▶ [Short task]
Turn every line of the records below into a Markdown table with the columns Row and Line, numbering each row and skipping blank lines. Leave the pictures out of the answer.

▶ [Extracted records]
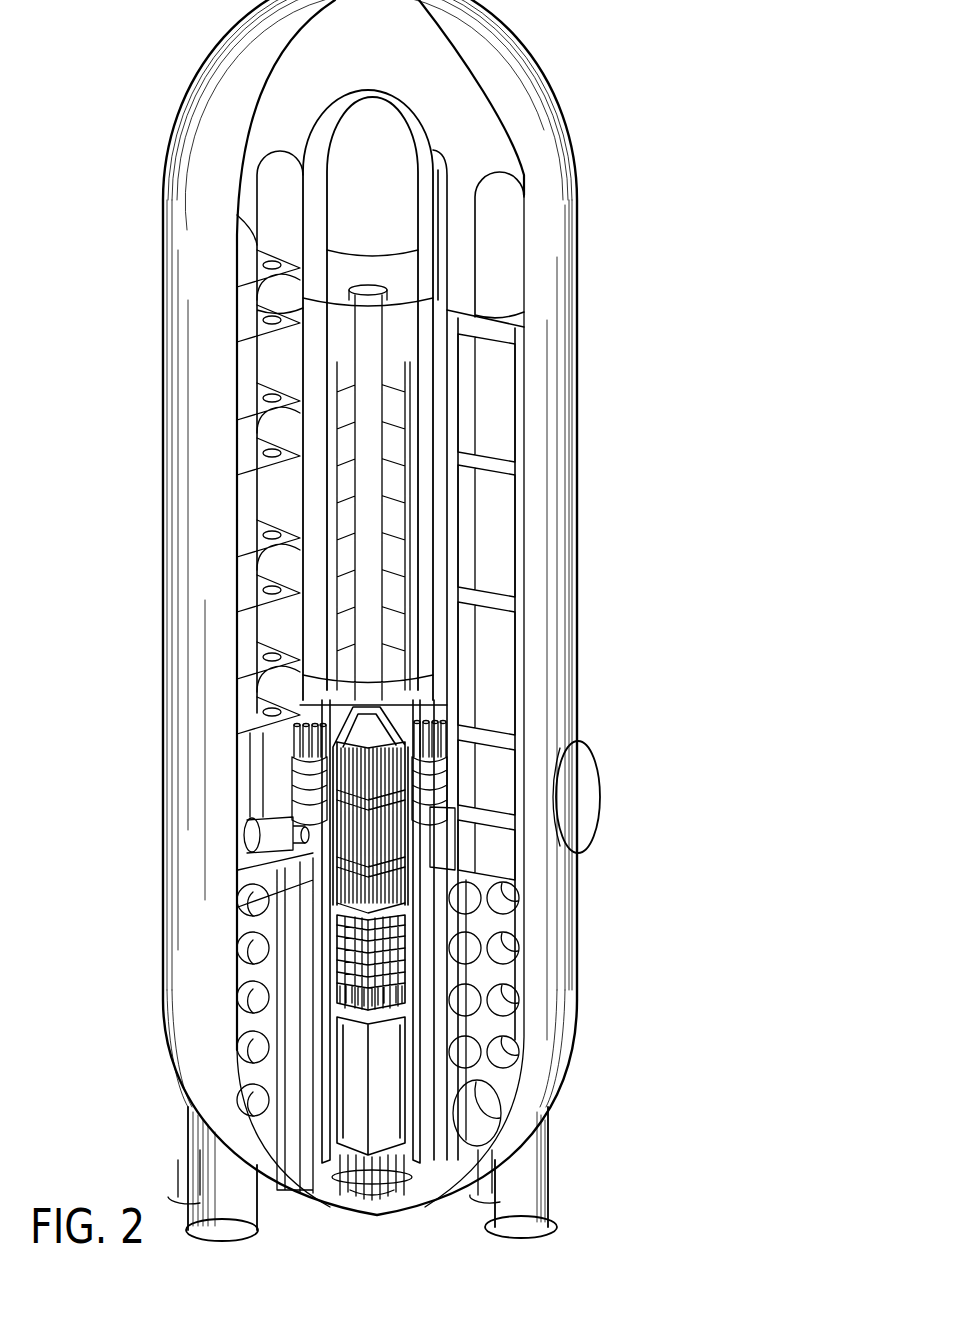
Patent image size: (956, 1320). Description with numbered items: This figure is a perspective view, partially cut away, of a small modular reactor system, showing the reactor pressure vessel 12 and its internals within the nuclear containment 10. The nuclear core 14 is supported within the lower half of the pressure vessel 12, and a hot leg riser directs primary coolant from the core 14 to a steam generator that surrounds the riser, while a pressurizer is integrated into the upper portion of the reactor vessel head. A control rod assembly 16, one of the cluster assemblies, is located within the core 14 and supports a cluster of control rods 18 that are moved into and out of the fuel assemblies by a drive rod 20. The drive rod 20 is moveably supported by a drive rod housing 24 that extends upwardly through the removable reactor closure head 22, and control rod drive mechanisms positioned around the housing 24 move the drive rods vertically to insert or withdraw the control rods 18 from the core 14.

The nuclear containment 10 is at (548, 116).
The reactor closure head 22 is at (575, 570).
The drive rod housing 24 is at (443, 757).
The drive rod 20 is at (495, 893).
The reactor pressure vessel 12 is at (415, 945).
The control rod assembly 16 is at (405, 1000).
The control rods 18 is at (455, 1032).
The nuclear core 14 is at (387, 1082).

▶ [Completed exercise]
| Row | Line |
|---|---|
| 1 | Patent image size: (956, 1320). Description with numbered items: This figure is a perspective view, partially cut away, of a small modular reactor system, showing the reactor pressure vessel 12 and its internals within the nuclear containment 10. The nuclear core 14 is supported within the lower half of the pressure vessel 12, and a hot leg riser directs primary coolant from the core 14 to a steam generator that surrounds the riser, while a pressurizer is integrated into the upper portion of the reactor vessel head. A control rod assembly 16, one of the cluster assemblies, is located within the core 14 and supports a cluster of control rods 18 that are moved into and out of the fuel assemblies by a drive rod 20. The drive rod 20 is moveably supported by a drive rod housing 24 that extends upwardly through the removable reactor closure head 22, and control rod drive mechanisms positioned around the housing 24 move the drive rods vertically to insert or withdraw the control rods 18 from the core 14. |
| 2 | The nuclear containment 10 is at (548, 116). |
| 3 | The reactor closure head 22 is at (575, 570). |
| 4 | The drive rod housing 24 is at (443, 757). |
| 5 | The drive rod 20 is at (495, 893). |
| 6 | The reactor pressure vessel 12 is at (415, 945). |
| 7 | The control rod assembly 16 is at (405, 1000). |
| 8 | The control rods 18 is at (455, 1032). |
| 9 | The nuclear core 14 is at (387, 1082). |